Direction:
Write only the number of lines in the records beneath that hold "true".

Supplied data:
= = =

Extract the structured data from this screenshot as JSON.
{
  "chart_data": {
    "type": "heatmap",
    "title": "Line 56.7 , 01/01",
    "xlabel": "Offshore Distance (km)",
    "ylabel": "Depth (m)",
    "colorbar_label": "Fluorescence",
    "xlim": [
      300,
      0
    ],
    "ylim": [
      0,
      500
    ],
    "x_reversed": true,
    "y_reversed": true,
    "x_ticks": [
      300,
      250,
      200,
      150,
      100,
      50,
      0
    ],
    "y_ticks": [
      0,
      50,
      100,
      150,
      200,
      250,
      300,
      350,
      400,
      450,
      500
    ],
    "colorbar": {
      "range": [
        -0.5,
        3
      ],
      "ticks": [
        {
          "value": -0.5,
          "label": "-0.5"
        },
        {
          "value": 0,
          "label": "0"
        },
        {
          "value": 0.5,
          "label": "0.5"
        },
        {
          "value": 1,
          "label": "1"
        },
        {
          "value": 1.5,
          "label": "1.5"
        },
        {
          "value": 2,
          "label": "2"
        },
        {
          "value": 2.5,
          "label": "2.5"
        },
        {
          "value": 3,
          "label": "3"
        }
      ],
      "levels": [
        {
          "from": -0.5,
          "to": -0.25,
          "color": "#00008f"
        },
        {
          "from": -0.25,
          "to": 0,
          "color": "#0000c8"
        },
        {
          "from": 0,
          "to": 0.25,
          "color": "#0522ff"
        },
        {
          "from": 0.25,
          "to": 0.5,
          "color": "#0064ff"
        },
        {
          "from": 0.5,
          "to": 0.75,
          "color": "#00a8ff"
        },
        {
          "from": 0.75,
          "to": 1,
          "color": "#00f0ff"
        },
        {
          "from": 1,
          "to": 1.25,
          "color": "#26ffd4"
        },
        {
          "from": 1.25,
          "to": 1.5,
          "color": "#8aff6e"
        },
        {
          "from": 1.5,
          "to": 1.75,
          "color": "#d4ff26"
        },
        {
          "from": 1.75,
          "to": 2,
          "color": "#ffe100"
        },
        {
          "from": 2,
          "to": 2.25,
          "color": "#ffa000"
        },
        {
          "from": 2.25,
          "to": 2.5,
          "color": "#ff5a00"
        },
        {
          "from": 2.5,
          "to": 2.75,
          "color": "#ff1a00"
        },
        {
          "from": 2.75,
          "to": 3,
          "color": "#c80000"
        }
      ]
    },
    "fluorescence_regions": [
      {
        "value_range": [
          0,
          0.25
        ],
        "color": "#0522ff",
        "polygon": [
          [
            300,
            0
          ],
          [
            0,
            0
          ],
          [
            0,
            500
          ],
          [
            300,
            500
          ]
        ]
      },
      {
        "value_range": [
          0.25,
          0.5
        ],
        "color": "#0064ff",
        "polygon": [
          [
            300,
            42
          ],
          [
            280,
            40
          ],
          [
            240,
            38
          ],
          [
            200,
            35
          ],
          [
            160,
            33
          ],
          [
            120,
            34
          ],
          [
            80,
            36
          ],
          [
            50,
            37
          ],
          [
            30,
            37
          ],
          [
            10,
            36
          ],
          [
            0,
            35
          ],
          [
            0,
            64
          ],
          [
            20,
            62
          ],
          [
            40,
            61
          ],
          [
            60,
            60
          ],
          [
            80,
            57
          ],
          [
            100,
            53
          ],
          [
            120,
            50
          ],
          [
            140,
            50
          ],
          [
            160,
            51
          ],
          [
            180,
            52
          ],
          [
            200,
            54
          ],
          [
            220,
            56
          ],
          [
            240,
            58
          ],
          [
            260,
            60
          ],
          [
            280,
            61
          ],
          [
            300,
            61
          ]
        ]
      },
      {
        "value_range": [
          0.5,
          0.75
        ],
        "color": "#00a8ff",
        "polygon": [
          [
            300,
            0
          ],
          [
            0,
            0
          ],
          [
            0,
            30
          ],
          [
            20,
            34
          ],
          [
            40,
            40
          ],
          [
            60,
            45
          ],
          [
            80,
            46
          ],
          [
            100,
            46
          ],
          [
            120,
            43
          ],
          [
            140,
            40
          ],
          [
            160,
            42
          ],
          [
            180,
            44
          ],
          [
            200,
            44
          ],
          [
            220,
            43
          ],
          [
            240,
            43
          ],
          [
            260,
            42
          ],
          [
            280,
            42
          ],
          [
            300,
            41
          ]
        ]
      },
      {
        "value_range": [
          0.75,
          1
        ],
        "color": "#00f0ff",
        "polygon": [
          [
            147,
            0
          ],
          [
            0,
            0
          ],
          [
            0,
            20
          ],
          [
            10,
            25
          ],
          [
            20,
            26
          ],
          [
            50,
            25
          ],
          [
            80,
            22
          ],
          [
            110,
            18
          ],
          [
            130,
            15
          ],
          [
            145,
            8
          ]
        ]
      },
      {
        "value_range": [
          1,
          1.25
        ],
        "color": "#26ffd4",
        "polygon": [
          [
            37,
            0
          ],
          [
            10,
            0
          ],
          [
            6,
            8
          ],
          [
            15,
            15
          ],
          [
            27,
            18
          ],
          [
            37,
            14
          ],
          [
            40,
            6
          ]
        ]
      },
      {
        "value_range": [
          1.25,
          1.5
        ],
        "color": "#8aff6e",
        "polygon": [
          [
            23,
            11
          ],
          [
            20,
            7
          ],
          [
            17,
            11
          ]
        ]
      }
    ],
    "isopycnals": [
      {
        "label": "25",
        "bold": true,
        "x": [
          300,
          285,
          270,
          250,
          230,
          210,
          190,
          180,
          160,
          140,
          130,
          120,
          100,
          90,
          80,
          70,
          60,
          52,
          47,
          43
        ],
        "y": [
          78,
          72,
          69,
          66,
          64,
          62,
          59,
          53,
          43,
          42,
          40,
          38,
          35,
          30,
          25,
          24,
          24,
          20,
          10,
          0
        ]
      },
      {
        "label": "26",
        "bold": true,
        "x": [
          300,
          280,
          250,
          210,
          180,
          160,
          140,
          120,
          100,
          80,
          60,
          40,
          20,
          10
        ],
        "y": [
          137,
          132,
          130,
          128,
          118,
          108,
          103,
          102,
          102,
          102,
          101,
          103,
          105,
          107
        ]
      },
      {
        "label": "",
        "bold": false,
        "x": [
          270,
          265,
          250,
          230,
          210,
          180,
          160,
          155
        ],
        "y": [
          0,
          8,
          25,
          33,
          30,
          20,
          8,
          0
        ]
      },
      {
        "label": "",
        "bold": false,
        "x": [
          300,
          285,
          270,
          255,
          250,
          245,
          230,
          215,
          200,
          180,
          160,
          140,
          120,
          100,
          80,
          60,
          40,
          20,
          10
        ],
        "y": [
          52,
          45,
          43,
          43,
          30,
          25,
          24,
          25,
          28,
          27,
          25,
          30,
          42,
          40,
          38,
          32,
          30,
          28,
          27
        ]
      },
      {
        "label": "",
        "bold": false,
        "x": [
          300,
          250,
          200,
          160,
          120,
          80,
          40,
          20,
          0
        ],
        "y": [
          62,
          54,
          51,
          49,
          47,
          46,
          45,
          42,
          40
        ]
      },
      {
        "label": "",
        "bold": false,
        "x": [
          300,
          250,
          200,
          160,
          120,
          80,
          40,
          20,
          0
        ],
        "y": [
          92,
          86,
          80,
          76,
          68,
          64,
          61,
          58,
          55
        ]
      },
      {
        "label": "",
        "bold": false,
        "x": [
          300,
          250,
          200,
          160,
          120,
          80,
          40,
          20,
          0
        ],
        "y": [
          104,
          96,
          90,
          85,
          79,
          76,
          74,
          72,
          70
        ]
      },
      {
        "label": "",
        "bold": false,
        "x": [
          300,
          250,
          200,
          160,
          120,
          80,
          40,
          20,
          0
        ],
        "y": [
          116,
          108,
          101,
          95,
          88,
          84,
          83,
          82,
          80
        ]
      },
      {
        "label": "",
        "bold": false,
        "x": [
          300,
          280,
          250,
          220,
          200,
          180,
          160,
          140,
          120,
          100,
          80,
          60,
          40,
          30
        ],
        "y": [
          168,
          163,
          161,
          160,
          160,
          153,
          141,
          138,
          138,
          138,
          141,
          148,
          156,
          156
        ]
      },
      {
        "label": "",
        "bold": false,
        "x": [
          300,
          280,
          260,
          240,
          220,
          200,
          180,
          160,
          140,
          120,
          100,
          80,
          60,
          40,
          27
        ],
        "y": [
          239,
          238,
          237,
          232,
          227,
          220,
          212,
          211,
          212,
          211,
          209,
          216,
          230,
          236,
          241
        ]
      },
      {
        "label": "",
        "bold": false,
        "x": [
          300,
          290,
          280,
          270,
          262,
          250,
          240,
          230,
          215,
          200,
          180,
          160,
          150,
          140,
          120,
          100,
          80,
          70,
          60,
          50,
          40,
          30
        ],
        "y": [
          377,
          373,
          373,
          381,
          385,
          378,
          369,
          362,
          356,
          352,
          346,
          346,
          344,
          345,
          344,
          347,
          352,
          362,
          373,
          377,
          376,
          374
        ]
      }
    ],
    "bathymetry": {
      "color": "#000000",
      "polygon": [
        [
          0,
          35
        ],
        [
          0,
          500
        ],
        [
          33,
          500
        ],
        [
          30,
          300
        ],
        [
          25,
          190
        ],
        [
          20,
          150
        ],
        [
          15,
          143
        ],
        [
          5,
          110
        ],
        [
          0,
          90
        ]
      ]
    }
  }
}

= = =

Solution to this task:
4